§ **WORK INSTRUCTIONS**: Extract every line that contains the word "over".

┌─ RAW DATA

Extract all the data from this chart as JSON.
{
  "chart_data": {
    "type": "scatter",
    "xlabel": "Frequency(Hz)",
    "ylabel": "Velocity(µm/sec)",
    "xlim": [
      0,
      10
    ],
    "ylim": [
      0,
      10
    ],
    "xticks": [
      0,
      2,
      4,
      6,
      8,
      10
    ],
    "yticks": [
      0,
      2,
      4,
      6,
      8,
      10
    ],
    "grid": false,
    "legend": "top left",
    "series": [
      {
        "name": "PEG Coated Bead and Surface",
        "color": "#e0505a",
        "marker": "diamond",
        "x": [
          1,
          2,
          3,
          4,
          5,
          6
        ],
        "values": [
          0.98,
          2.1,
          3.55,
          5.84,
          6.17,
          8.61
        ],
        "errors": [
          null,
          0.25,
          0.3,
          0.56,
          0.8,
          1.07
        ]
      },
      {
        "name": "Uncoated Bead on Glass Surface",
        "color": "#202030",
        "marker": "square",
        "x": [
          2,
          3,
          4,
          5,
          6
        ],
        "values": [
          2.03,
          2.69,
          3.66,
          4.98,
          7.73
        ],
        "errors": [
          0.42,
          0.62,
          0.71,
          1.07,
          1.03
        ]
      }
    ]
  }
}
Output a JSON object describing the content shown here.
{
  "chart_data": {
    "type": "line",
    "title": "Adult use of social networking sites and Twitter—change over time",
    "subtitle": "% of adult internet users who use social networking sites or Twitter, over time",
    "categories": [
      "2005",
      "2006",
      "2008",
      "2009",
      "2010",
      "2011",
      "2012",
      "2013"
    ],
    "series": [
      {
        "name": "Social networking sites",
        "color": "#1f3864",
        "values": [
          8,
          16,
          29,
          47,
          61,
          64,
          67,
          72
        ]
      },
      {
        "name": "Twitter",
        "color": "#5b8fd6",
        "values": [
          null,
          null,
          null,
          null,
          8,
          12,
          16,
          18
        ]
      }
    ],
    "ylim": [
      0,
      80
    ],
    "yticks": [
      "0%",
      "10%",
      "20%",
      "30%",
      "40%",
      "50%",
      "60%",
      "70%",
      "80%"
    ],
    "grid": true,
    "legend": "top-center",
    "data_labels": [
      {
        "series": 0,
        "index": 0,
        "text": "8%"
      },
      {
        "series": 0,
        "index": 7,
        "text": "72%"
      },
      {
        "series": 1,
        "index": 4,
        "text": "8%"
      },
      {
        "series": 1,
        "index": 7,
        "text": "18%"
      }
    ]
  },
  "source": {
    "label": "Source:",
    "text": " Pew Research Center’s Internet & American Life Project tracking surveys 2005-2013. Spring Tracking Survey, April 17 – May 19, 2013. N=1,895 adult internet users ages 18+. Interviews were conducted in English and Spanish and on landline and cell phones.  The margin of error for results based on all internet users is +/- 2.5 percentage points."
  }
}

└─

§ **RESULT OF THIS TASK**:
    "title": "Adult use of social networking sites and Twitter—change over time",
    "subtitle": "% of adult internet users who use social networking sites or Twitter, over time",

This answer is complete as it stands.